Transcribe the whole listing without a single picture.
---- Available records
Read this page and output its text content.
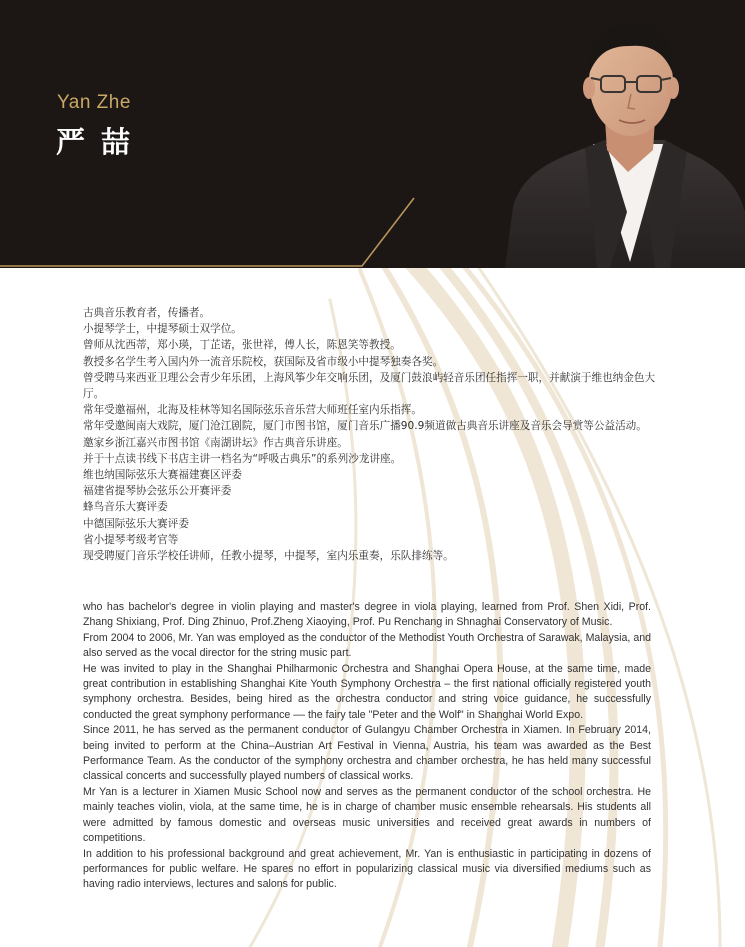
Yan Zhe
严喆

古典音乐教育者，传播者。

小提琴学士，中提琴硕士双学位。

曾师从沈西蒂，郑小瑛，丁芷诺，张世祥，傅人长，陈恩笑等教授。

教授多名学生考入国内外一流音乐院校，获国际及省市级小中提琴独奏各奖。

曾受聘马来西亚卫理公会青少年乐团，上海风筝少年交响乐团，及厦门鼓浪屿轻音乐团任指挥一职，并献演于维也纳金色大厅。

常年受邀福州，北海及桂林等知名国际弦乐音乐营大师班任室内乐指挥。

常年受邀闽南大戏院，厦门沧江剧院，厦门市图书馆，厦门音乐广播90.9频道做古典音乐讲座及音乐会导赏等公益活动。

邀家乡浙江嘉兴市图书馆《南湖讲坛》作古典音乐讲座。

并于十点读书线下书店主讲一档名为“呼吸古典乐”的系列沙龙讲座。

维也纳国际弦乐大赛福建赛区评委

福建省提琴协会弦乐公开赛评委

蜂鸟音乐大赛评委

中德国际弦乐大赛评委

省小提琴考级考官等

现受聘厦门音乐学校任讲师，任教小提琴，中提琴，室内乐重奏，乐队排练等。

who has bachelor's degree in violin playing and master's degree in viola playing, learned from Prof. Shen Xidi, Prof. Zhang Shixiang, Prof. Ding Zhinuo, Prof.Zheng Xiaoying, Prof. Pu Renchang in Shnaghai Conservatory of Music.

From 2004 to 2006, Mr. Yan was employed as the conductor of the Methodist Youth Orchestra of Sarawak, Malaysia, and also served as the vocal director for the string music part.

He was invited to play in the Shanghai Philharmonic Orchestra and Shanghai Opera House, at the same time, made great contribution in establishing Shanghai Kite Youth Symphony Orchestra – the first national officially registered youth symphony orchestra. Besides, being hired as the orchestra conductor and string voice guidance, he successfully conducted the great symphony performance –– the fairy tale "Peter and the Wolf" in Shanghai World Expo.

Since 2011, he has served as the permanent conductor of Gulangyu Chamber Orchestra in Xiamen. In February 2014, being invited to perform at the China–Austrian Art Festival in Vienna, Austria, his team was awarded as the Best Performance Team. As the conductor of the symphony orchestra and chamber orchestra, he has held many successful classical concerts and successfully played numbers of classical works.

Mr Yan is a lecturer in Xiamen Music School now and serves as the permanent conductor of the school orchestra. He mainly teaches violin, viola, at the same time, he is in charge of chamber music ensemble rehearsals. His students all were admitted by famous domestic and overseas music universities and received great awards in numbers of competitions.

In addition to his professional background and great achievement, Mr. Yan is enthusiastic in participating in dozens of performances for public welfare. He spares no effort in popularizing classical music via diversified mediums such as having radio interviews, lectures and salons for public.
--------
» Written answer:
Read this page and output its text content.
Yan Zhe
严喆

古典音乐教育者，传播者。

小提琴学士，中提琴硕士双学位。

曾师从沈西蒂，郑小瑛，丁芷诺，张世祥，傅人长，陈恩笑等教授。

教授多名学生考入国内外一流音乐院校，获国际及省市级小中提琴独奏各奖。

曾受聘马来西亚卫理公会青少年乐团，上海风筝少年交响乐团，及厦门鼓浪屿轻音乐团任指挥一职，并献演于维也纳金色大厅。

常年受邀福州，北海及桂林等知名国际弦乐音乐营大师班任室内乐指挥。

常年受邀闽南大戏院，厦门沧江剧院，厦门市图书馆，厦门音乐广播90.9频道做古典音乐讲座及音乐会导赏等公益活动。

邀家乡浙江嘉兴市图书馆《南湖讲坛》作古典音乐讲座。

并于十点读书线下书店主讲一档名为“呼吸古典乐”的系列沙龙讲座。

维也纳国际弦乐大赛福建赛区评委

福建省提琴协会弦乐公开赛评委

蜂鸟音乐大赛评委

中德国际弦乐大赛评委

省小提琴考级考官等

现受聘厦门音乐学校任讲师，任教小提琴，中提琴，室内乐重奏，乐队排练等。

who has bachelor's degree in violin playing and master's degree in viola playing, learned from Prof. Shen Xidi, Prof. Zhang Shixiang, Prof. Ding Zhinuo, Prof.Zheng Xiaoying, Prof. Pu Renchang in Shnaghai Conservatory of Music.

From 2004 to 2006, Mr. Yan was employed as the conductor of the Methodist Youth Orchestra of Sarawak, Malaysia, and also served as the vocal director for the string music part.

He was invited to play in the Shanghai Philharmonic Orchestra and Shanghai Opera House, at the same time, made great contribution in establishing Shanghai Kite Youth Symphony Orchestra – the first national officially registered youth symphony orchestra. Besides, being hired as the orchestra conductor and string voice guidance, he successfully conducted the great symphony performance –– the fairy tale "Peter and the Wolf" in Shanghai World Expo.

Since 2011, he has served as the permanent conductor of Gulangyu Chamber Orchestra in Xiamen. In February 2014, being invited to perform at the China–Austrian Art Festival in Vienna, Austria, his team was awarded as the Best Performance Team. As the conductor of the symphony orchestra and chamber orchestra, he has held many successful classical concerts and successfully played numbers of classical works.

Mr Yan is a lecturer in Xiamen Music School now and serves as the permanent conductor of the school orchestra. He mainly teaches violin, viola, at the same time, he is in charge of chamber music ensemble rehearsals. His students all were admitted by famous domestic and overseas music universities and received great awards in numbers of competitions.

In addition to his professional background and great achievement, Mr. Yan is enthusiastic in participating in dozens of performances for public welfare. He spares no effort in popularizing classical music via diversified mediums such as having radio interviews, lectures and salons for public.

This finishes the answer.